_Written instruction_
Reply with one number: the count of lines in the data that hold the string "Contains".
[Raw data start]
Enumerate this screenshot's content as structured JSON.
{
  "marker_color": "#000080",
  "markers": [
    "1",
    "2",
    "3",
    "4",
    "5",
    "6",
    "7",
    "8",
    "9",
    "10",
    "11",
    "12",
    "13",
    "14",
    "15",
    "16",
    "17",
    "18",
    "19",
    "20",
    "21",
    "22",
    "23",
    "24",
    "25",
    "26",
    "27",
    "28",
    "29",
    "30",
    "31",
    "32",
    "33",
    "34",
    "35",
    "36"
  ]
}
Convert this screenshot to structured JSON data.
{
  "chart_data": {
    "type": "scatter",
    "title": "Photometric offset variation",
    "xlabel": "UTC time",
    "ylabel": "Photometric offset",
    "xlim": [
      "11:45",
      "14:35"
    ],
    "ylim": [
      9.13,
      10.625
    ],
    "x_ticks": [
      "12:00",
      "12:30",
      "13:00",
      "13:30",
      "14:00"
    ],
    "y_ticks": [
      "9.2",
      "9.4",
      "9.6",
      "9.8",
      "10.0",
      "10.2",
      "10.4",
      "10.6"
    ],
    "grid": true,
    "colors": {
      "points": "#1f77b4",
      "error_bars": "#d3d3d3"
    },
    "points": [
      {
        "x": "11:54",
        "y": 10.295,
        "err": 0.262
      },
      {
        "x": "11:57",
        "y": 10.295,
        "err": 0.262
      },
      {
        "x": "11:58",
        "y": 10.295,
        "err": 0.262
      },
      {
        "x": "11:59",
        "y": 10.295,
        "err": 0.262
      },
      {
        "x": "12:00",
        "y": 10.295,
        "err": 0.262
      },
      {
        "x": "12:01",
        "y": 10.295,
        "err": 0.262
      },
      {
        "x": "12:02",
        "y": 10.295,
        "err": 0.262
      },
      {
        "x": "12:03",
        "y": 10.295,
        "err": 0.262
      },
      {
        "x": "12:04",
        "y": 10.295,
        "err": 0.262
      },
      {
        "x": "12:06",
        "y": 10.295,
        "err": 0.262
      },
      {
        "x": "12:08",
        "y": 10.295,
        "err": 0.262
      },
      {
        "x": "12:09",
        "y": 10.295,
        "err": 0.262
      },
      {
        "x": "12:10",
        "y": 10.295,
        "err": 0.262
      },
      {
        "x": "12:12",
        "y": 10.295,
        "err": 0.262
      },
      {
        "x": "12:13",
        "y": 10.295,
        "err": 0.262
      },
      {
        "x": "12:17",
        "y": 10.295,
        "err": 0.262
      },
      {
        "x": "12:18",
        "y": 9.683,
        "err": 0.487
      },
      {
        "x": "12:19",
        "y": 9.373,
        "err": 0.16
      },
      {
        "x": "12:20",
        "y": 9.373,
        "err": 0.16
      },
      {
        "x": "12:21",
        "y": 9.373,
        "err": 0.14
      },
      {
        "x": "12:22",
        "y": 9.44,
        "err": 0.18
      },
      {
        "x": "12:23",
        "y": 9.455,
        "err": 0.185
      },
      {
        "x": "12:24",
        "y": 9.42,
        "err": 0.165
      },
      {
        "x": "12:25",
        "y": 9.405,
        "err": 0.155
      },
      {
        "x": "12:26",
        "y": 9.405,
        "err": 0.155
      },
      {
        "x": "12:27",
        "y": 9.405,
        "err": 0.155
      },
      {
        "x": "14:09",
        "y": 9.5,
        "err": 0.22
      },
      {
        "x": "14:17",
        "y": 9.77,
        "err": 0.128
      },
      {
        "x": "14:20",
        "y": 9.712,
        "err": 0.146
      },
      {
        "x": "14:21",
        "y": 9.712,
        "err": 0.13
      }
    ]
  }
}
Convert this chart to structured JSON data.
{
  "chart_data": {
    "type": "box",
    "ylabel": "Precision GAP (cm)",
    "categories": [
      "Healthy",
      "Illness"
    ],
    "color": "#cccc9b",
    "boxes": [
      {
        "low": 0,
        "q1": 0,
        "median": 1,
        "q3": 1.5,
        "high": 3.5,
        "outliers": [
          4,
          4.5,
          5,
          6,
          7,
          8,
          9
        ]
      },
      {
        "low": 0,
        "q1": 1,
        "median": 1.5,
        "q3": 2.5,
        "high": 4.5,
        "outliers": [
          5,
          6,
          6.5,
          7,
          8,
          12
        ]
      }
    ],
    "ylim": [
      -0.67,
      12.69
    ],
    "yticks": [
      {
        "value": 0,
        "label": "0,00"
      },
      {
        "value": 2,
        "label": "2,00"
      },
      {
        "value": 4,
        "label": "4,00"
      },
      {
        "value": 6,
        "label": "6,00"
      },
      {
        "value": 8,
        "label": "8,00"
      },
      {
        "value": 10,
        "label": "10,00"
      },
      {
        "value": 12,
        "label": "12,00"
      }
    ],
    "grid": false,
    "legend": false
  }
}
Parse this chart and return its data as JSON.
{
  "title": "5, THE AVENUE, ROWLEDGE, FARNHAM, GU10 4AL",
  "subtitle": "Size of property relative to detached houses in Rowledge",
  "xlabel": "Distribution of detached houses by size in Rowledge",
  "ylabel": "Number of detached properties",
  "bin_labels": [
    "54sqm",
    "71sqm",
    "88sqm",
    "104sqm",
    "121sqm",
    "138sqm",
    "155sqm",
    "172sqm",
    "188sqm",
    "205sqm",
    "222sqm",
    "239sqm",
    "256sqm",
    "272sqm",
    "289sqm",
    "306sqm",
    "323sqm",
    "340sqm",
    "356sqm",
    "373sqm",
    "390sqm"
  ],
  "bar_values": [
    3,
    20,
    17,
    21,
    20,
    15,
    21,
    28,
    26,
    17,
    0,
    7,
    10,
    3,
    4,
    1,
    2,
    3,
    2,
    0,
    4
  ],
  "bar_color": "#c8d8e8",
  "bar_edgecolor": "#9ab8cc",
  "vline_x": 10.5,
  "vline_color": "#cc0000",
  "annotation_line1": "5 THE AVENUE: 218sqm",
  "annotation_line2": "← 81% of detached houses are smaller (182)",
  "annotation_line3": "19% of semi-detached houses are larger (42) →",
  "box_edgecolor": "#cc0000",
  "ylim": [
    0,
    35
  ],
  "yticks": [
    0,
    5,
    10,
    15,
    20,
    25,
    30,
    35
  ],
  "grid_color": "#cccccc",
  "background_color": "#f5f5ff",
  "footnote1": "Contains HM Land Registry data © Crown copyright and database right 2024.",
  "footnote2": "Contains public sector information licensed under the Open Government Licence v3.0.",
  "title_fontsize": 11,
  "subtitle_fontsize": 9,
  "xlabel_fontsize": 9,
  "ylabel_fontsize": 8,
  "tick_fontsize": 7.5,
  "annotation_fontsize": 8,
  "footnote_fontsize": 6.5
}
[Raw data end]
_Exercise output_
2